**Things to do**
1/ Answer these questions from the review of studies on heaven and paradise:
(a) Which groups receive particular attention in the medieval part of Mille ans de bonheur?
(b) What range of literature does McGrath's book cover?
(c) How many essays are in Imagining Heaven in the Middle Ages, and which centuries do they deal with?
2/ Write the next part of the review of studies on heaven and paradise, starting after its last sentence.

**Text segment**
Jean Delumeau has taken a similar historicizing approach to the changing conceptions and meanings of paradise in his book Une Histoire du Paradis.4 Delumeau’s study traces paradise and its pre-Christian roots, the theological developments made by the church fathers and medieval theologians regarding the differences between the earthly and celestial paradises and the ‘loss’ of paradise in the writings of Emmanuel Kant (1724–1804) and Jean-Jacques Rousseau (1712–1778). Delumeau followed this study with Mille ans de bonheur: Histoire du Paradis which has the same broad sweep as the first volume, but focuses rather on apocalyptic thought. In the medieval period, the beliefs and teachings of such groups as Joachimites, Lollards and Hussites, receive particular attention.5 Although McDannell and Lang’s analysis and Delumeau’s study present a general summary of the history of heaven and paradise, they are valuable in the understanding of the specific development of ideas about heaven in the Middle Ages.
Two recent studies of the development of heaven in Christian thought are Jeffrey Burton Russell’s A History of Heaven: The Singing Silence and Alister McGrath’s A Brief History of Heaven. Russell’s magisterial book presents many examples and concepts that were prevalent in the Middle Ages such as visions and their significance in revealing the mysteries of the afterlife, the use of poetry in expressing the inexpressible of the celestial abode and the experience of joy in the heavenly realm.6 Whereas Delumeau’s history often emphasizes the negative and apocalyptic aspects of the last things, Russell’s work highlights the positive function of heaven as the individual’s ultimate fulfilment. McGrath’s book focuses on a broad range of literature dating from the gospels to the songs of John Lennon. Looking at various themes of heaven such as ‘the city’, ‘the garden’, ‘atonement and paradise’, ‘signals of transcendence’, ‘the consolation of heaven’ and ‘heaven as the goal of the Christian life’, McGrath demonstrates the effectiveness of literature in expressing (however approximately) experiences of paradise, for he argues that unlike theological treatises, which lacked a suppleness of language owing to their systematic approach, imaginative literature allowed for a greater flexibility of expression.7
The essay collections The Iconography of Heaven, edited by Clifford Davidson, and Imagining Heaven in the Middle Ages, edited by J.S. Emerson and Hugh Feiss, present detailed studies of heaven in the late Middle Ages that are more tightly focused than the books so far mentioned.8 The Iconography of Heaven brings together seven essays which are mainly concerned with representations of heaven in the visual arts and the performing arts of drama and music.9 The contributors discuss some of the stereotypical sights, sounds and smells associated with heaven (light, song, the fragrance of flowers and so on) and the ways in which these ‘sensations’ were artificially produced for earthly audiences. Imagining Heaven in the Middle Ages contains eleven essays dealing with the twelfth and thirteenth centuries. The book is broken down into three sections: ‘corporeality’, which discusses the bodily enjoyment of heaven and issues concerning the corporeal versus the incorporeal reality of paradise; ‘desire and fulfilment’, which considers the monastic idea of completion in heaven and how exactly this was experienced; the final section, ‘transcendence’, is devoted to the ultimate heavenly attainment of union with God and the limits of human language in describing that union. At the heart of the collection is the influential work of Caroline Walker Bynum’s The Resurrection of the Body in Western Christianity, 200–1336.10 Here Bynum brilliantly traced the development of personhood and wholeness of self in the resurrected body making clear the centrality of corporeality in medieval heaven.

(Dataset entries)
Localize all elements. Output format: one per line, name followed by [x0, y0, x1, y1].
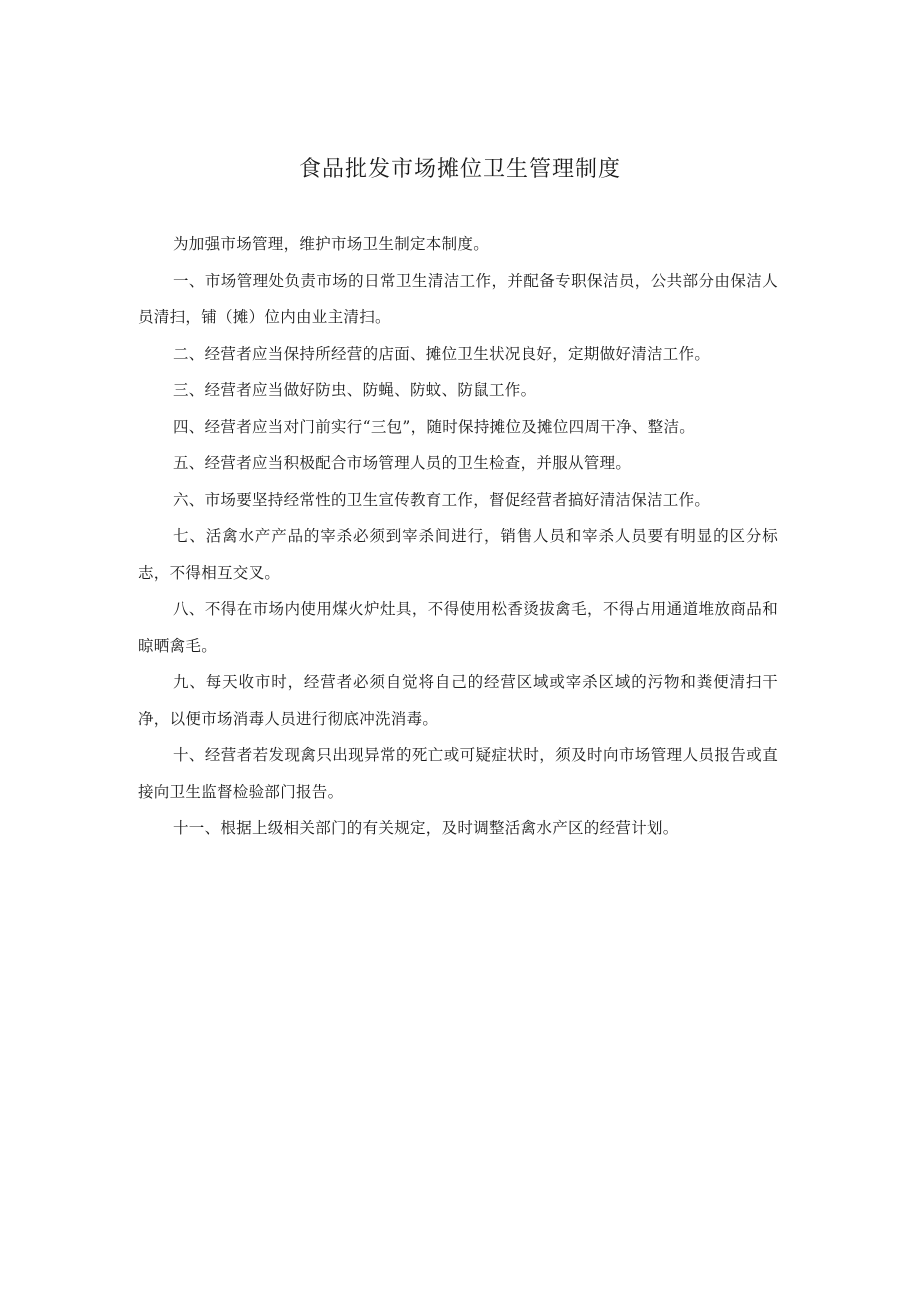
rule-10-paragraph: 十、经营者若发现禽只出现异常的死亡或可疑症状时，须及时向市场管理人员报告或直接向卫生监督检验部门报告。: [138, 746, 778, 801]
page-title: 食品批发市场摊位卫生管理制度: [298, 157, 621, 182]
rule-3-paragraph: 三、经营者应当做好防虫、防蝇、防蚊、防鼠工作。: [173, 381, 537, 399]
rule-9-paragraph: 九、每天收市时，经营者必须自觉将自己的经营区域或宰杀区域的污物和粪便清扫干净，以便市场消毒人员进行彻底冲洗消毒。: [138, 673, 778, 728]
rule-6-paragraph: 六、市场要坚持经常性的卫生宣传教育工作，督促经营者搞好清洁保洁工作。: [173, 490, 711, 509]
document-body: [138, 226, 778, 847]
rule-7-paragraph: 七、活禽水产产品的宰杀必须到宰杀间进行，销售人员和宰杀人员要有明显的区分标志，不得相互交叉。: [138, 527, 778, 582]
rule-1-paragraph: 一、市场管理处负责市场的日常卫生清洁工作，并配备专职保洁员，公共部分由保洁人员清扫，铺（摊）位内由业主清扫。: [138, 271, 778, 326]
rule-11-paragraph: 十一、根据上级相关部门的有关规定，及时调整活禽水产区的经营计划。: [173, 819, 679, 837]
intro-paragraph: 为加强市场管理，维护市场卫生制定本制度。: [173, 235, 490, 253]
rule-2-paragraph: 二、经营者应当保持所经营的店面、摊位卫生状况良好，定期做好清洁工作。: [173, 344, 711, 363]
rule-8-paragraph: 八、不得在市场内使用煤火炉灶具，不得使用松香烫拔禽毛，不得占用通道堆放商品和晾晒禽毛。: [138, 600, 778, 655]
rule-5-paragraph: 五、经营者应当积极配合市场管理人员的卫生检查，并服从管理。: [173, 454, 632, 472]
rule-4-paragraph: 四、经营者应当对门前实行“三包”，随时保持摊位及摊位四周干净、整洁。: [173, 417, 696, 436]
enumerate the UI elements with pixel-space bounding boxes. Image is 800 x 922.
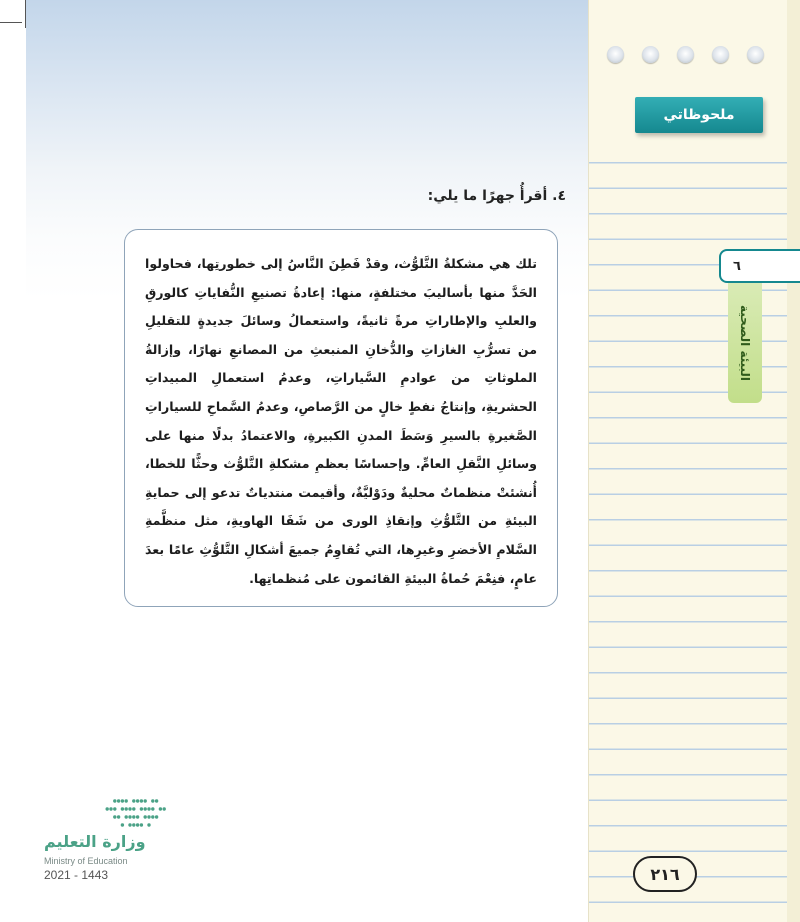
logo-dot (147, 807, 150, 810)
logo-dot (163, 807, 166, 810)
logo-dot (117, 815, 120, 818)
logo-dot (113, 815, 116, 818)
logo-dot (128, 807, 131, 810)
logo-dot (128, 823, 131, 826)
logo-dot (155, 815, 158, 818)
logo-dot (140, 799, 143, 802)
ministry-logo-dots-icon (88, 796, 178, 832)
ministry-logo (44, 796, 194, 886)
logo-dot (113, 799, 116, 802)
logo-dot (121, 823, 124, 826)
binder-rings (607, 46, 764, 63)
logo-dot (117, 799, 120, 802)
binder-ring-icon (712, 46, 729, 63)
binder-ring-icon (677, 46, 694, 63)
notes-panel (588, 0, 800, 922)
reading-passage-box (124, 229, 558, 607)
logo-dot (140, 807, 143, 810)
ministry-name-english: Ministry of Education (44, 856, 128, 866)
unit-title: البيئة الصحية (738, 304, 752, 382)
notes-label: ملحوظاتي (635, 97, 763, 133)
logo-dot (132, 815, 135, 818)
page-number: ٢١٦ (633, 856, 697, 892)
edition-year: 2021 - 1443 (44, 868, 109, 882)
ministry-name-arabic: وزارة التعليم (44, 832, 146, 851)
logo-dot (159, 807, 162, 810)
logo-dot (155, 799, 158, 802)
logo-dot (132, 807, 135, 810)
logo-dot (140, 823, 143, 826)
logo-dot (125, 815, 128, 818)
logo-dot (106, 807, 109, 810)
notes-panel-edge (787, 0, 800, 922)
binder-ring-icon (607, 46, 624, 63)
logo-dot (151, 807, 154, 810)
logo-dot (147, 815, 150, 818)
logo-dot (121, 799, 124, 802)
logo-dot (147, 823, 150, 826)
logo-dot (109, 807, 112, 810)
logo-dot (144, 807, 147, 810)
logo-dot (113, 807, 116, 810)
logo-dot (132, 799, 135, 802)
binder-ring-icon (642, 46, 659, 63)
logo-dot (151, 815, 154, 818)
logo-dot (144, 815, 147, 818)
reading-passage-text: تلك هي مشكلةُ التَّلوُّث، وقدْ فَطِنَ النَّاسُ إلى خطورتِها، فحاولوا الحَدَّ منها بأساليبَ مختلفةٍ، منها: إعادةُ تصنيعِ النُّفاياتِ كالورقِ والعلبِ والإطاراتِ مرةً ثانيةً، واستعمالُ وسائلَ جديدةٍ للتقليلِ من تسرُّبِ الغازاتِ والدُّخانِ المنبعثِ من المصانعِ نهارًا، وإزالةُ الملوثاتِ من عوادمِ السَّياراتِ، وعدمُ استعمالِ المبيداتِ الحشريةِ، وإنتاجُ نفطٍ خالٍ من الرَّصاصِ، وعدمُ السَّماحِ للسياراتِ الصَّغيرةِ بالسيرِ وَسَطَ المدنِ الكبيرةِ، والاعتمادُ بدلًا منها على وسائلِ النَّقلِ العامِّ. وإحساسًا بعظمِ مشكلةِ التَّلوُّث وحثًّا للخطا، أُنشئتْ منظماتٌ محليةٌ ودَوْليَّةٌ، وأقيمت منتدياتٌ تدعو إلى حمايةِ البيئةِ من التَّلوُّثِ وإنقاذِ الورى من شَفَا الهاويةِ، مثل منظَّمةِ السَّلامِ الأخضرِ وغيرِها، التي تُقاوِمُ جميعَ أشكالِ التَّلوُّثِ عامًا بعدَ عامٍ، فنِعْمَ حُماةُ البيئةِ القائمون على مُنظماتِها. (145, 256, 537, 586)
logo-dot (136, 823, 139, 826)
section-title: ٤. أقرأُ جهرًا ما يلي: (427, 188, 566, 204)
logo-dot (144, 799, 147, 802)
logo-dot (125, 807, 128, 810)
logo-dot (125, 799, 128, 802)
logo-dot (151, 799, 154, 802)
logo-dot (136, 799, 139, 802)
crop-mark-left-horizontal (0, 22, 22, 23)
logo-dot (132, 823, 135, 826)
logo-dot (136, 815, 139, 818)
logo-dot (128, 815, 131, 818)
unit-title-tab (728, 283, 762, 403)
logo-dot (121, 807, 124, 810)
binder-ring-icon (747, 46, 764, 63)
unit-number-tab: ٦ (719, 249, 800, 283)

**Per-task outputs**
1/
(a) Joachimites, Lollards and Hussites.
(b) Literature dating from the gospels to the songs of John Lennon.
(c) Eleven essays, dealing with the twelfth and thirteenth centuries.

2/
More recently Bynum with Paul Freedman has edited Last Things: Death and the Apocalypse in the Middle Ages.11 The eschatological subject and chronology of this book of collected essays is broad, incorporating examples from the early church to the fifteenth century as well as discussion of not only heaven but also death and the apocalypse. In regard to heaven this study clarifies the immediacy of heaven in the medieval mentality. In particular, Harvey Stahl’s article ‘The Place of the Elect in an Illuminated Book of Hours’, which examines numerous images of heaven in art, concludes that ‘the afterworld [. . .] was not shown consistently but it did move closer to earth’.12 As illuminators made heaven look familiar, the ineffable and unrepresentable somehow became accessible and tangible.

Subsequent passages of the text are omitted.